Prompt
Pull every line with the word "JSON" out of the entries below.

━━━ Information given

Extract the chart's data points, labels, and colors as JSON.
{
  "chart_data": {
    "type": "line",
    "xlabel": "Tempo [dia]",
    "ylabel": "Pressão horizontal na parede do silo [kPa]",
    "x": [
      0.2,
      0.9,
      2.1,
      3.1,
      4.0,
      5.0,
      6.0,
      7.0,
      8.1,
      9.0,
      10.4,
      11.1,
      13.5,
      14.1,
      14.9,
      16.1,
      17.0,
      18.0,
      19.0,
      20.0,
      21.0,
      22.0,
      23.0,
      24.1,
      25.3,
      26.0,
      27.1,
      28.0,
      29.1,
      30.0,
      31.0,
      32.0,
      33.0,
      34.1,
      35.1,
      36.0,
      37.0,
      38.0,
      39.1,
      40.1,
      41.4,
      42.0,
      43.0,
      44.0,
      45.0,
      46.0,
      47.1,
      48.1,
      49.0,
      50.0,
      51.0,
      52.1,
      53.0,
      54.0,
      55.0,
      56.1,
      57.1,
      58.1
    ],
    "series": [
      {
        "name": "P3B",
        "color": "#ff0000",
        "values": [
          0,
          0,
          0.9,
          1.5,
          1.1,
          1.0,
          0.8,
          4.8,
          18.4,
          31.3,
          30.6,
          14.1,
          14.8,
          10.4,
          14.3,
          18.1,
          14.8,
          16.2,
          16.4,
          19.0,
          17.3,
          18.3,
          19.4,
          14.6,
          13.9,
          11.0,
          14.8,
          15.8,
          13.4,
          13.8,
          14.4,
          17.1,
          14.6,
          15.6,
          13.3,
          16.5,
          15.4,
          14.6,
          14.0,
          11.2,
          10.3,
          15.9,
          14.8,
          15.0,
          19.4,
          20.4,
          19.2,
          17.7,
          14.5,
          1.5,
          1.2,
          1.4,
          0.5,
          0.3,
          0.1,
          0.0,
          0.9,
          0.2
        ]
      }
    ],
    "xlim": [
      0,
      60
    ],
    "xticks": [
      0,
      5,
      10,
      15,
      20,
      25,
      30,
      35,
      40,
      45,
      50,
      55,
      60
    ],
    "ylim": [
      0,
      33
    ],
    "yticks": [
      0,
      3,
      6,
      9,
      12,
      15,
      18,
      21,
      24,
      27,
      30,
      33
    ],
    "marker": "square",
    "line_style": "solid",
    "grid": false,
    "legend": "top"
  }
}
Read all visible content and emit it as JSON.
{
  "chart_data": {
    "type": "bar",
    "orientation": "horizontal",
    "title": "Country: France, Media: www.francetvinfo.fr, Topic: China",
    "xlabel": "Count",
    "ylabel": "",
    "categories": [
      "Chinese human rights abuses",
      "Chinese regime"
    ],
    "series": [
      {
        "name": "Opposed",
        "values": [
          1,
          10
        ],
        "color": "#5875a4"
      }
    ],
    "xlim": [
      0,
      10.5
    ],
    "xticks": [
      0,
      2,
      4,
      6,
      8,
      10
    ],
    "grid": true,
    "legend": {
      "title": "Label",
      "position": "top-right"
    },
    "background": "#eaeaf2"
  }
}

━━━━━━

Solution to this problem
Extract the chart's data points, labels, and colors as JSON.
Read all visible content and emit it as JSON.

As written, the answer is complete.